Collection entries

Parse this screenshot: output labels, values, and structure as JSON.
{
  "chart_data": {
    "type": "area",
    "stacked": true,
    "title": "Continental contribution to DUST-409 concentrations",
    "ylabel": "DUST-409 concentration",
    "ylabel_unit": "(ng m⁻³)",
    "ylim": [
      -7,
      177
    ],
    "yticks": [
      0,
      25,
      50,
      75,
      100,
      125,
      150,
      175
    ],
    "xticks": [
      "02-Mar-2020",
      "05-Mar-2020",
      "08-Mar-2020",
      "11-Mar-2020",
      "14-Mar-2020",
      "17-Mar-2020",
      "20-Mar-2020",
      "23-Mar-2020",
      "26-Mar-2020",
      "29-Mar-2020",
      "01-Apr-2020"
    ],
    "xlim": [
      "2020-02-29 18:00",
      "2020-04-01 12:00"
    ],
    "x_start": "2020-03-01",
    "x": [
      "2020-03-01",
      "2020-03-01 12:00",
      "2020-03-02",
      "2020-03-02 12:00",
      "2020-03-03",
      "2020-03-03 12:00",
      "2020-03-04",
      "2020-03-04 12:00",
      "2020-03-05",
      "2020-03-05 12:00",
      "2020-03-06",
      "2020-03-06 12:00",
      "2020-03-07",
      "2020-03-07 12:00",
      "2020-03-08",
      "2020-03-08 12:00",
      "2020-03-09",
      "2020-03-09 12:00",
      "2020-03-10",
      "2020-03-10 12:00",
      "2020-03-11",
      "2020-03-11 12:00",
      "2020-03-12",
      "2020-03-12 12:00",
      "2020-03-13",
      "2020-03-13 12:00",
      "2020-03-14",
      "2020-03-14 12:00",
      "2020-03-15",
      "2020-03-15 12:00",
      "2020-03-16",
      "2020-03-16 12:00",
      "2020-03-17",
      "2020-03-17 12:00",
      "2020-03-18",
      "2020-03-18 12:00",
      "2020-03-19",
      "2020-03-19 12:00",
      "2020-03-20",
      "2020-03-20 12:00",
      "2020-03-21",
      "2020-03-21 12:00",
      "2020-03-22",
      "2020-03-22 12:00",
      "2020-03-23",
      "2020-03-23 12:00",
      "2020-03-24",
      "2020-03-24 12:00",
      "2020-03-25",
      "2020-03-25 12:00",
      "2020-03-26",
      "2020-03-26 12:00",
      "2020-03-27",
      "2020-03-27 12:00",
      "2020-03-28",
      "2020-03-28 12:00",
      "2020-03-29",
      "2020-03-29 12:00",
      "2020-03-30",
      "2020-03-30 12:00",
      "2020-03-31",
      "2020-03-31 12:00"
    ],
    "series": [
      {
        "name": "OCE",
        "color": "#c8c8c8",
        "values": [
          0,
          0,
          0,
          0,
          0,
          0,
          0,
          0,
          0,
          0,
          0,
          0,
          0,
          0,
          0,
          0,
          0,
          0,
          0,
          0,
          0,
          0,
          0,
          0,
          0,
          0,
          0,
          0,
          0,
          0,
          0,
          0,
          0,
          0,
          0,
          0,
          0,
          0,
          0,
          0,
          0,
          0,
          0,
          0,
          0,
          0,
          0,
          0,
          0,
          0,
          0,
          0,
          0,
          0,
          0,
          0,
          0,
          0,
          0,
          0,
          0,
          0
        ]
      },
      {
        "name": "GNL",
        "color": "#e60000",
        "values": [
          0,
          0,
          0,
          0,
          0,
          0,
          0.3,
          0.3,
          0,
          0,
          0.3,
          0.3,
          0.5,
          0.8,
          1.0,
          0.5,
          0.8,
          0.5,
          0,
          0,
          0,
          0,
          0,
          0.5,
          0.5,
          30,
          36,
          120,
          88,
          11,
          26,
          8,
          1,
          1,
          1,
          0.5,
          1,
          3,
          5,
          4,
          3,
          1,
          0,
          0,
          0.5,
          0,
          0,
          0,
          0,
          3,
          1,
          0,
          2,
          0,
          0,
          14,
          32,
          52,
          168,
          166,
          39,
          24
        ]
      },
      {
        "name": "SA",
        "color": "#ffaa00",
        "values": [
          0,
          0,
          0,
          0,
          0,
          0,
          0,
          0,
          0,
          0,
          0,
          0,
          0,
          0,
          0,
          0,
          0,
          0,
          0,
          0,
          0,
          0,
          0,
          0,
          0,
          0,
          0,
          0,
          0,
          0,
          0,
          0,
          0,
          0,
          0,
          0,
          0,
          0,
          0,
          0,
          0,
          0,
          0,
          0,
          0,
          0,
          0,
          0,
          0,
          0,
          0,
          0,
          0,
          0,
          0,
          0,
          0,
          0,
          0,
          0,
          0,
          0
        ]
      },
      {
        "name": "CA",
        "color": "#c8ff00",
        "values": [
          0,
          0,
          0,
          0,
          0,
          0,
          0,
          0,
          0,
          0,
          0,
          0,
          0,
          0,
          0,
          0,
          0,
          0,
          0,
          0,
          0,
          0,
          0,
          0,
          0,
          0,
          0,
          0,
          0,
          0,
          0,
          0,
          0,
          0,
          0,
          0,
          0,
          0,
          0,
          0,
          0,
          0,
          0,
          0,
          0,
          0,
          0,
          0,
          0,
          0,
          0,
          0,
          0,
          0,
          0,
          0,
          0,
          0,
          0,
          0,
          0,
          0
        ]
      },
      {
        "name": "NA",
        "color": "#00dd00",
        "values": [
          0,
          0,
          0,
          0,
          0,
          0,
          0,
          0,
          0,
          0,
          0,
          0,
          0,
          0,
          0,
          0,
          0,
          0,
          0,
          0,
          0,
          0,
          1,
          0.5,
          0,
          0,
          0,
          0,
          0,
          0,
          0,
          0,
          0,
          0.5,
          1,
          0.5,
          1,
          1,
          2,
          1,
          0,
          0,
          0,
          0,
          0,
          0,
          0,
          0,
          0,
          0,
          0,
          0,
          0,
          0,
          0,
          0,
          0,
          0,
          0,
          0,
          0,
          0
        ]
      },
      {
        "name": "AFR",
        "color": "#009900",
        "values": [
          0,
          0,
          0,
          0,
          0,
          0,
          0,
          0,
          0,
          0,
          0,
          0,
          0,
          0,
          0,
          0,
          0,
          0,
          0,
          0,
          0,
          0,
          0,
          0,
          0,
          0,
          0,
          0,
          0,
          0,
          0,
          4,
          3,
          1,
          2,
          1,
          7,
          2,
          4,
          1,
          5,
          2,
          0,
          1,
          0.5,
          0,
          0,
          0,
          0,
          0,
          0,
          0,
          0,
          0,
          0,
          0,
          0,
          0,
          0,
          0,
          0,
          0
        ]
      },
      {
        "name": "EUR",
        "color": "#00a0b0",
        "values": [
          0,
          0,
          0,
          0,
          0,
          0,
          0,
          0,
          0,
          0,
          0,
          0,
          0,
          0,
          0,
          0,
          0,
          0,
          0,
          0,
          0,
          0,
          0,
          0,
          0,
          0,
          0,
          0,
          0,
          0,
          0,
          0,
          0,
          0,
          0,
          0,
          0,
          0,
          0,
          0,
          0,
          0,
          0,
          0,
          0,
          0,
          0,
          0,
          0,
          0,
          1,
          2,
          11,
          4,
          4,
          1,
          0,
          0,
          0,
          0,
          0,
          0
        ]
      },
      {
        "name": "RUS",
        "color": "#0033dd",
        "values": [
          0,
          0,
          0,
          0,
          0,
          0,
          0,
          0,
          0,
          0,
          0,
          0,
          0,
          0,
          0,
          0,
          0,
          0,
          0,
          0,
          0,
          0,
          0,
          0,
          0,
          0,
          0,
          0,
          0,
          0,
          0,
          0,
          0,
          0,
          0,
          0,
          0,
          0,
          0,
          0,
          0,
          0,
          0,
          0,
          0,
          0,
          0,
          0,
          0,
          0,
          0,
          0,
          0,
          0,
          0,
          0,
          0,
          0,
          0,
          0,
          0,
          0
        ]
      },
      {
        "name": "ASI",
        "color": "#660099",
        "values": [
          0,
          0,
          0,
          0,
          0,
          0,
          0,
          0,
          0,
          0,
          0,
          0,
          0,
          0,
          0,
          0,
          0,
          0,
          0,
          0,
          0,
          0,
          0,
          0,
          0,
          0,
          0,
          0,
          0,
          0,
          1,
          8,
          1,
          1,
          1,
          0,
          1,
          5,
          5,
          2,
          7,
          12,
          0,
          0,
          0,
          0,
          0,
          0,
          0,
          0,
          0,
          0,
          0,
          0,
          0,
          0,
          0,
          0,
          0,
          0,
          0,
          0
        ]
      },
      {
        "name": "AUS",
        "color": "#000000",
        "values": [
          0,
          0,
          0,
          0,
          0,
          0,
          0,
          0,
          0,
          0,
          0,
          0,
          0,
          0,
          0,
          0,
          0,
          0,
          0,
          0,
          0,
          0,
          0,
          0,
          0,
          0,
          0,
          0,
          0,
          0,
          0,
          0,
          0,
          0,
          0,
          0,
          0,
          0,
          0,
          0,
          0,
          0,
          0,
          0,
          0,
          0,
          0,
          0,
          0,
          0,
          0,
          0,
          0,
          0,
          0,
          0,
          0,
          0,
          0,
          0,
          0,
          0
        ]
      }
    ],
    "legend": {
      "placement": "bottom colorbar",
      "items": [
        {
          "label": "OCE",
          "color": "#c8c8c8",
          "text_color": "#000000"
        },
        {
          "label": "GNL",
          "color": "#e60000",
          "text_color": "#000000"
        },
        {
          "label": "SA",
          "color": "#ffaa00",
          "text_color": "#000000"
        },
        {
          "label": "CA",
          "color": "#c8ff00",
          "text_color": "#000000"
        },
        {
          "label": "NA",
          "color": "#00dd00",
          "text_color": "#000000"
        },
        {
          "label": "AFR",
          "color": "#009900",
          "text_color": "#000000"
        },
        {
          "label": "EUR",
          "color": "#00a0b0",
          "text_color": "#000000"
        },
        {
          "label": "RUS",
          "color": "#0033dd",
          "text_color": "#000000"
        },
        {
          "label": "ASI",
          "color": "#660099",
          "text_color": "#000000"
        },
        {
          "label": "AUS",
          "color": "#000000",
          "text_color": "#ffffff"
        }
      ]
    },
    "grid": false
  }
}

YOUR INSTRUCTIONS
Copy every line of the listing containing the string "name".

RESPONSE TO THIS EXERCISE
        "name": "OCE",
        "name": "GNL",
        "name": "SA",
        "name": "CA",
        "name": "NA",
        "name": "AFR",
        "name": "EUR",
        "name": "RUS",
        "name": "ASI",
        "name": "AUS",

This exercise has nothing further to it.